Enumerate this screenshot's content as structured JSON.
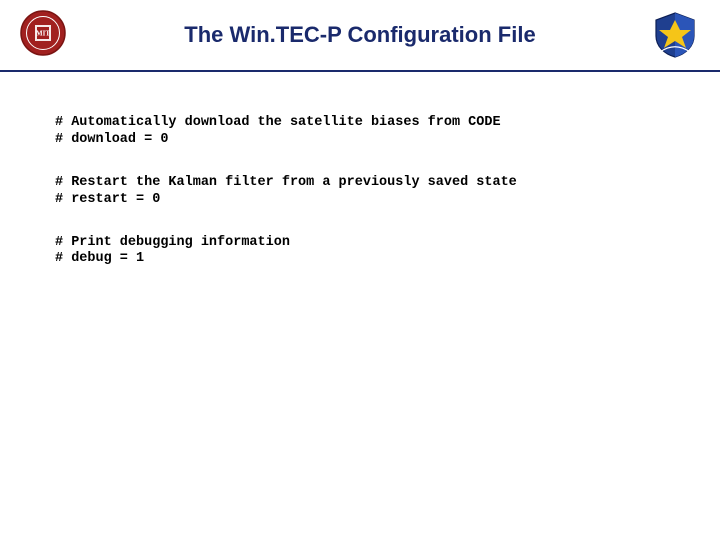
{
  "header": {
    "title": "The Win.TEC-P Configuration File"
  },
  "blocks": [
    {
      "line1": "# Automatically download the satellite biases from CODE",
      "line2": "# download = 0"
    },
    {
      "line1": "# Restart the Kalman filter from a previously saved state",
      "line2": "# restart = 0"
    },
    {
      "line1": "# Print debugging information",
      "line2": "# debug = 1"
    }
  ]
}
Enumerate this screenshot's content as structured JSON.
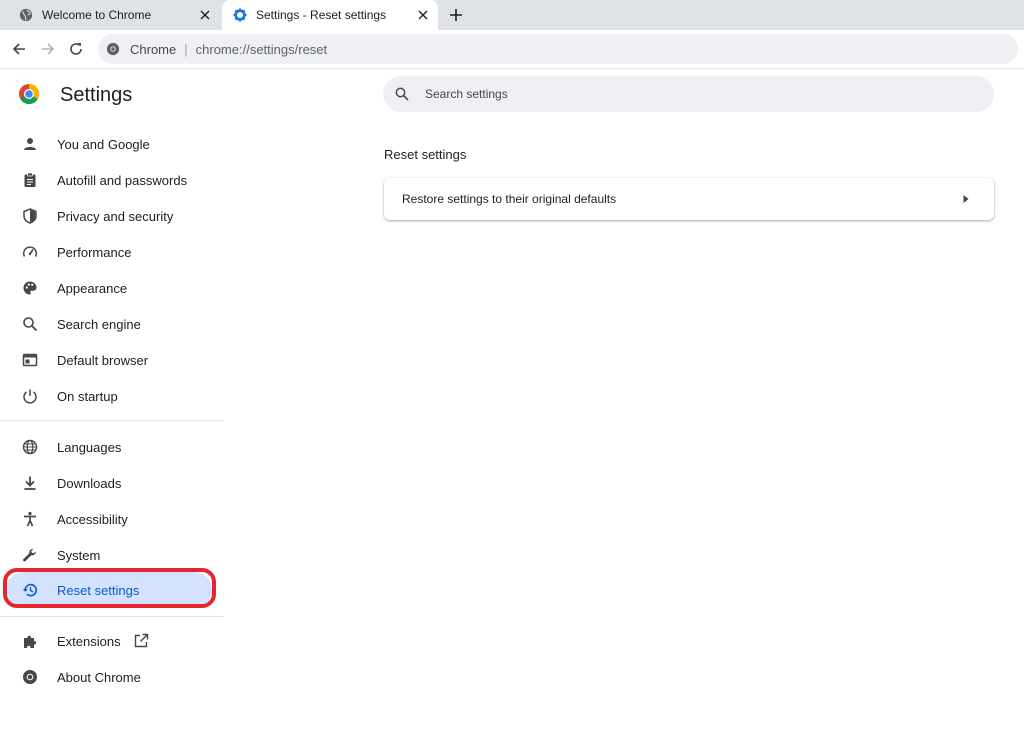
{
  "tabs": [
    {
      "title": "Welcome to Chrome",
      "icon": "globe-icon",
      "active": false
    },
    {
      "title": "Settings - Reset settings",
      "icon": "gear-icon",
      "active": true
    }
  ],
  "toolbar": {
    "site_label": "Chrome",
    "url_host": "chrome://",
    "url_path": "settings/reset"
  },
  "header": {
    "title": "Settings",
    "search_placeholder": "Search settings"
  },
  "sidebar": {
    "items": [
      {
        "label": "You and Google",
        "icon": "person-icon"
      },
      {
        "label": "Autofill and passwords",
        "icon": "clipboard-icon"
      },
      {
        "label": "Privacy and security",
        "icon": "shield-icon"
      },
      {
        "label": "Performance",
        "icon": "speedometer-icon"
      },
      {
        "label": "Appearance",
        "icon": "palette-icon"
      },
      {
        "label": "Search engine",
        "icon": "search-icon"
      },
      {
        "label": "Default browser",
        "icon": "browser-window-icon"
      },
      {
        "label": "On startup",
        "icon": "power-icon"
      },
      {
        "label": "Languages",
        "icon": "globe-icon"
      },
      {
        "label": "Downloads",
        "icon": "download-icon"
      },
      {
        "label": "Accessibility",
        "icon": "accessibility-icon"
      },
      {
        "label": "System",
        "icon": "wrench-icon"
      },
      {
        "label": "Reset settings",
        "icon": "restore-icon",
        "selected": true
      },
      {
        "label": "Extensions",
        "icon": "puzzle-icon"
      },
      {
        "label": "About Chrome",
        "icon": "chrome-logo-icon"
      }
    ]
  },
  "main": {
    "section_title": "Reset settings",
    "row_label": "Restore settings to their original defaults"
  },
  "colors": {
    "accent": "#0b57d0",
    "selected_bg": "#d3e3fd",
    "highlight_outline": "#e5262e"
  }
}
...
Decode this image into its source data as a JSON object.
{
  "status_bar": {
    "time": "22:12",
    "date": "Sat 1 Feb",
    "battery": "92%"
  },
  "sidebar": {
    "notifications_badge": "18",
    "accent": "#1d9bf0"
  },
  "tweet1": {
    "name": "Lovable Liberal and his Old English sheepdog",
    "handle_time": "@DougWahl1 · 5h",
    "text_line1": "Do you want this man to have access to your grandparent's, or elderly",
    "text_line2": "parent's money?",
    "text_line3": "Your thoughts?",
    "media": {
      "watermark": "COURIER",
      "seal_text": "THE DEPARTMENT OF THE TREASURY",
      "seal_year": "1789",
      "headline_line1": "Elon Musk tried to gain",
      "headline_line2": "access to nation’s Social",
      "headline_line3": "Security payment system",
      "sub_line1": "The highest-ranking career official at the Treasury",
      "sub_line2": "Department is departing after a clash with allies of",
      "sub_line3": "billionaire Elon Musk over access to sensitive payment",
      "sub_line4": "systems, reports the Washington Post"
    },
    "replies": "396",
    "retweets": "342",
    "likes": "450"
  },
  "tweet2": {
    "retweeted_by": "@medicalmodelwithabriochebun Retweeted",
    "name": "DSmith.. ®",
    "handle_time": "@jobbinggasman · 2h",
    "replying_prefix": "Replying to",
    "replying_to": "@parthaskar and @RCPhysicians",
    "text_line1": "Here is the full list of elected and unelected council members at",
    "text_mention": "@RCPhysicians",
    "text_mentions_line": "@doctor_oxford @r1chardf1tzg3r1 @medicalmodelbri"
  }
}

| What you have to do |
Provide only the number of lines in the entries that hold the word "Elon".

| Solution for this exercise |
2